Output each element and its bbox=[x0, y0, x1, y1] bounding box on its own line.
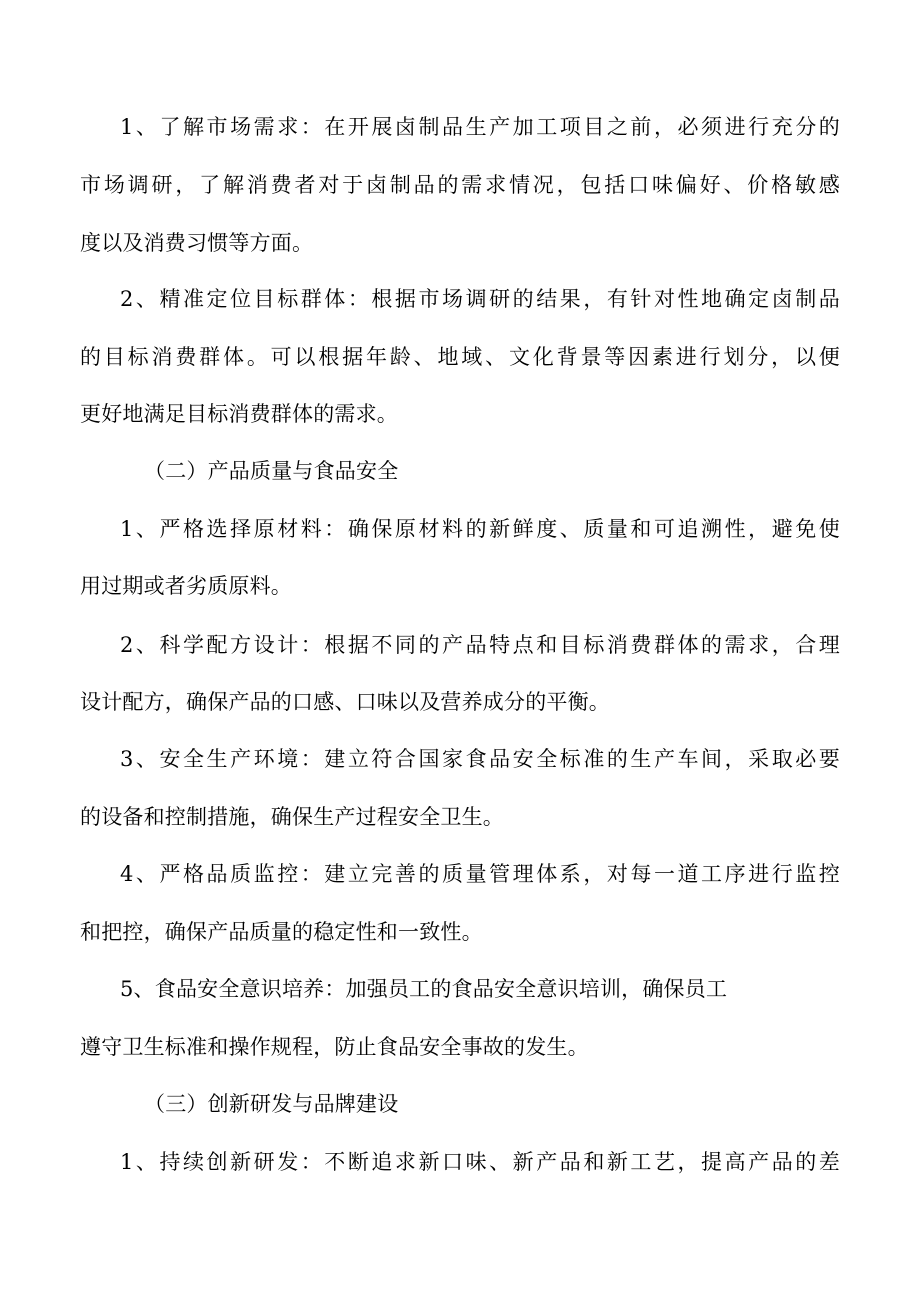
paragraph-line: 3、安全生产环境：建立符合国家食品安全标准的生产车间，采取必要 bbox=[120, 747, 840, 771]
paragraph-line: 2、精准定位目标群体：根据市场调研的结果，有针对性地确定卤制品 bbox=[120, 287, 840, 311]
paragraph-line: 设计配方，确保产品的口感、口味以及营养成分的平衡。 bbox=[80, 690, 610, 714]
paragraph-line: 用过期或者劣质原料。 bbox=[80, 574, 292, 598]
paragraph-line: 度以及消费习惯等方面。 bbox=[80, 231, 314, 255]
paragraph-line: 市场调研，了解消费者对于卤制品的需求情况，包括口味偏好、价格敏感 bbox=[80, 173, 840, 197]
paragraph-line: 更好地满足目标消费群体的需求。 bbox=[80, 402, 398, 426]
paragraph-line: 1、了解市场需求：在开展卤制品生产加工项目之前，必须进行充分的 bbox=[120, 115, 840, 139]
section-heading: （三）创新研发与品牌建设 bbox=[144, 1092, 399, 1116]
paragraph-line: 4、严格品质监控：建立完善的质量管理体系，对每一道工序进行监控 bbox=[120, 862, 840, 886]
paragraph-line: 1、持续创新研发：不断追求新口味、新产品和新工艺，提高产品的差 bbox=[120, 1150, 840, 1174]
paragraph-line: 的设备和控制措施，确保生产过程安全卫生。 bbox=[80, 805, 504, 829]
paragraph-line: 遵守卫生标准和操作规程，防止食品安全事故的发生。 bbox=[80, 1035, 589, 1059]
paragraph-line: 2、科学配方设计：根据不同的产品特点和目标消费群体的需求，合理 bbox=[120, 633, 840, 657]
section-heading: （二）产品质量与食品安全 bbox=[144, 459, 399, 483]
paragraph-line: 1、严格选择原材料：确保原材料的新鲜度、质量和可追溯性，避免使 bbox=[120, 517, 840, 541]
paragraph-line: 的目标消费群体。可以根据年龄、地域、文化背景等因素进行划分，以便 bbox=[80, 345, 840, 369]
paragraph-line: 5、食品安全意识培养：加强员工的食品安全意识培训，确保员工 bbox=[120, 977, 728, 1001]
paragraph-line: 和把控，确保产品质量的稳定性和一致性。 bbox=[80, 920, 483, 944]
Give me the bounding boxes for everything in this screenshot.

## Task brief
Rewrite all of the records with every "paragraph-line" swapped for "text-line", keeping everything else the same and leaving the pictures out.

## Answer for the task
Output each element and its bbox=[x0, y0, x1, y1] bounding box on its own line.
text-line: 3、安全生产环境：建立符合国家食品安全标准的生产车间，采取必要 bbox=[120, 747, 840, 771]
text-line: 2、精准定位目标群体：根据市场调研的结果，有针对性地确定卤制品 bbox=[120, 287, 840, 311]
text-line: 设计配方，确保产品的口感、口味以及营养成分的平衡。 bbox=[80, 690, 610, 714]
text-line: 用过期或者劣质原料。 bbox=[80, 574, 292, 598]
text-line: 度以及消费习惯等方面。 bbox=[80, 231, 314, 255]
text-line: 市场调研，了解消费者对于卤制品的需求情况，包括口味偏好、价格敏感 bbox=[80, 173, 840, 197]
text-line: 更好地满足目标消费群体的需求。 bbox=[80, 402, 398, 426]
text-line: 1、了解市场需求：在开展卤制品生产加工项目之前，必须进行充分的 bbox=[120, 115, 840, 139]
section-heading: （三）创新研发与品牌建设 bbox=[144, 1092, 399, 1116]
text-line: 4、严格品质监控：建立完善的质量管理体系，对每一道工序进行监控 bbox=[120, 862, 840, 886]
text-line: 1、持续创新研发：不断追求新口味、新产品和新工艺，提高产品的差 bbox=[120, 1150, 840, 1174]
text-line: 的设备和控制措施，确保生产过程安全卫生。 bbox=[80, 805, 504, 829]
text-line: 遵守卫生标准和操作规程，防止食品安全事故的发生。 bbox=[80, 1035, 589, 1059]
text-line: 2、科学配方设计：根据不同的产品特点和目标消费群体的需求，合理 bbox=[120, 633, 840, 657]
section-heading: （二）产品质量与食品安全 bbox=[144, 459, 399, 483]
text-line: 1、严格选择原材料：确保原材料的新鲜度、质量和可追溯性，避免使 bbox=[120, 517, 840, 541]
text-line: 的目标消费群体。可以根据年龄、地域、文化背景等因素进行划分，以便 bbox=[80, 345, 840, 369]
text-line: 5、食品安全意识培养：加强员工的食品安全意识培训，确保员工 bbox=[120, 977, 728, 1001]
text-line: 和把控，确保产品质量的稳定性和一致性。 bbox=[80, 920, 483, 944]
Give me the bounding boxes for everything in this screenshot.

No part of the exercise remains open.